The data START

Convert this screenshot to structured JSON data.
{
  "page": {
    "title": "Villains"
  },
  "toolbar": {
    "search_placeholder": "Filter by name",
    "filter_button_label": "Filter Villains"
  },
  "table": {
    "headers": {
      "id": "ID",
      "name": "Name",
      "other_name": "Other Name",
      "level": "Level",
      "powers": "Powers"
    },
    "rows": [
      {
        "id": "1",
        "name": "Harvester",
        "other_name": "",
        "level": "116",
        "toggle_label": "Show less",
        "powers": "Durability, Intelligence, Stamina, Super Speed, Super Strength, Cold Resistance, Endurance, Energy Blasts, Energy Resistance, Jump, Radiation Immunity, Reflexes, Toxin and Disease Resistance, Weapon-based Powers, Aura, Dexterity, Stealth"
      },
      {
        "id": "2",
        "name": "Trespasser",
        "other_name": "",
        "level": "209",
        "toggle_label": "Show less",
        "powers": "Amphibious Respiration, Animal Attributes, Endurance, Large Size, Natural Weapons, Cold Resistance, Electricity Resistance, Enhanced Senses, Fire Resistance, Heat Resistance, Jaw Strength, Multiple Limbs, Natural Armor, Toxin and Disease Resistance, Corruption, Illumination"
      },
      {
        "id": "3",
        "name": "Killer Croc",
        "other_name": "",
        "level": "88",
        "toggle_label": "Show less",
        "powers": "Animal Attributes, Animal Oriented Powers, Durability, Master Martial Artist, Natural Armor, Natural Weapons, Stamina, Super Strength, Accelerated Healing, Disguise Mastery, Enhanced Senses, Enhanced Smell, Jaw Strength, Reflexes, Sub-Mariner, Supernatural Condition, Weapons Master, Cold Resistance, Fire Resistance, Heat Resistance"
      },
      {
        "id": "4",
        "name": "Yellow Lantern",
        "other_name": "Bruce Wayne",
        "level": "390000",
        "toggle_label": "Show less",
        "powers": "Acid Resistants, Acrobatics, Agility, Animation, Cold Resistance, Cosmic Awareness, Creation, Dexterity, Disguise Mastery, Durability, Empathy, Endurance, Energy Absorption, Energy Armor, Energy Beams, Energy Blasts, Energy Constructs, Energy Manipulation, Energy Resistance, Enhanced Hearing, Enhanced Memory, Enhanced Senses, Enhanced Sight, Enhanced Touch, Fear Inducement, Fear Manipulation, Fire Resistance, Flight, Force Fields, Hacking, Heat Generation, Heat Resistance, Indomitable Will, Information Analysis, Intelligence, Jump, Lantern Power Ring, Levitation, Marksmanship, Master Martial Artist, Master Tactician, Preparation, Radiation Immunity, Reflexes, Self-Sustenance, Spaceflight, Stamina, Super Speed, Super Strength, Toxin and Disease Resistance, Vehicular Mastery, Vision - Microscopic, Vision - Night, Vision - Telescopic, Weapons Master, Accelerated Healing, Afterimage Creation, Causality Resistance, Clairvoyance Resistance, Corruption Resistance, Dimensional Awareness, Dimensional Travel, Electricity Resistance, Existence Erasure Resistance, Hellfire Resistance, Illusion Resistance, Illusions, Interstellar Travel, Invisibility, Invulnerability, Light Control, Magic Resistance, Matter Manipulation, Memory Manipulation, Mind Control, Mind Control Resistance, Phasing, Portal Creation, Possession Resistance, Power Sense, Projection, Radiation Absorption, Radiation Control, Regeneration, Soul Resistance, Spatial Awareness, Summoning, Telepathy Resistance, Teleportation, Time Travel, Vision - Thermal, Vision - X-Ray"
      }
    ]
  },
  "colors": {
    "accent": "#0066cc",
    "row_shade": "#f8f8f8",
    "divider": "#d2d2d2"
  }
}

The data END

Your objective -
I'd like the records returned exactly as they were written, please.

The completed task -
Convert this screenshot to structured JSON data.
{
  "page": {
    "title": "Villains"
  },
  "toolbar": {
    "search_placeholder": "Filter by name",
    "filter_button_label": "Filter Villains"
  },
  "table": {
    "headers": {
      "id": "ID",
      "name": "Name",
      "other_name": "Other Name",
      "level": "Level",
      "powers": "Powers"
    },
    "rows": [
      {
        "id": "1",
        "name": "Harvester",
        "other_name": "",
        "level": "116",
        "toggle_label": "Show less",
        "powers": "Durability, Intelligence, Stamina, Super Speed, Super Strength, Cold Resistance, Endurance, Energy Blasts, Energy Resistance, Jump, Radiation Immunity, Reflexes, Toxin and Disease Resistance, Weapon-based Powers, Aura, Dexterity, Stealth"
      },
      {
        "id": "2",
        "name": "Trespasser",
        "other_name": "",
        "level": "209",
        "toggle_label": "Show less",
        "powers": "Amphibious Respiration, Animal Attributes, Endurance, Large Size, Natural Weapons, Cold Resistance, Electricity Resistance, Enhanced Senses, Fire Resistance, Heat Resistance, Jaw Strength, Multiple Limbs, Natural Armor, Toxin and Disease Resistance, Corruption, Illumination"
      },
      {
        "id": "3",
        "name": "Killer Croc",
        "other_name": "",
        "level": "88",
        "toggle_label": "Show less",
        "powers": "Animal Attributes, Animal Oriented Powers, Durability, Master Martial Artist, Natural Armor, Natural Weapons, Stamina, Super Strength, Accelerated Healing, Disguise Mastery, Enhanced Senses, Enhanced Smell, Jaw Strength, Reflexes, Sub-Mariner, Supernatural Condition, Weapons Master, Cold Resistance, Fire Resistance, Heat Resistance"
      },
      {
        "id": "4",
        "name": "Yellow Lantern",
        "other_name": "Bruce Wayne",
        "level": "390000",
        "toggle_label": "Show less",
        "powers": "Acid Resistants, Acrobatics, Agility, Animation, Cold Resistance, Cosmic Awareness, Creation, Dexterity, Disguise Mastery, Durability, Empathy, Endurance, Energy Absorption, Energy Armor, Energy Beams, Energy Blasts, Energy Constructs, Energy Manipulation, Energy Resistance, Enhanced Hearing, Enhanced Memory, Enhanced Senses, Enhanced Sight, Enhanced Touch, Fear Inducement, Fear Manipulation, Fire Resistance, Flight, Force Fields, Hacking, Heat Generation, Heat Resistance, Indomitable Will, Information Analysis, Intelligence, Jump, Lantern Power Ring, Levitation, Marksmanship, Master Martial Artist, Master Tactician, Preparation, Radiation Immunity, Reflexes, Self-Sustenance, Spaceflight, Stamina, Super Speed, Super Strength, Toxin and Disease Resistance, Vehicular Mastery, Vision - Microscopic, Vision - Night, Vision - Telescopic, Weapons Master, Accelerated Healing, Afterimage Creation, Causality Resistance, Clairvoyance Resistance, Corruption Resistance, Dimensional Awareness, Dimensional Travel, Electricity Resistance, Existence Erasure Resistance, Hellfire Resistance, Illusion Resistance, Illusions, Interstellar Travel, Invisibility, Invulnerability, Light Control, Magic Resistance, Matter Manipulation, Memory Manipulation, Mind Control, Mind Control Resistance, Phasing, Portal Creation, Possession Resistance, Power Sense, Projection, Radiation Absorption, Radiation Control, Regeneration, Soul Resistance, Spatial Awareness, Summoning, Telepathy Resistance, Teleportation, Time Travel, Vision - Thermal, Vision - X-Ray"
      }
    ]
  },
  "colors": {
    "accent": "#0066cc",
    "row_shade": "#f8f8f8",
    "divider": "#d2d2d2"
  }
}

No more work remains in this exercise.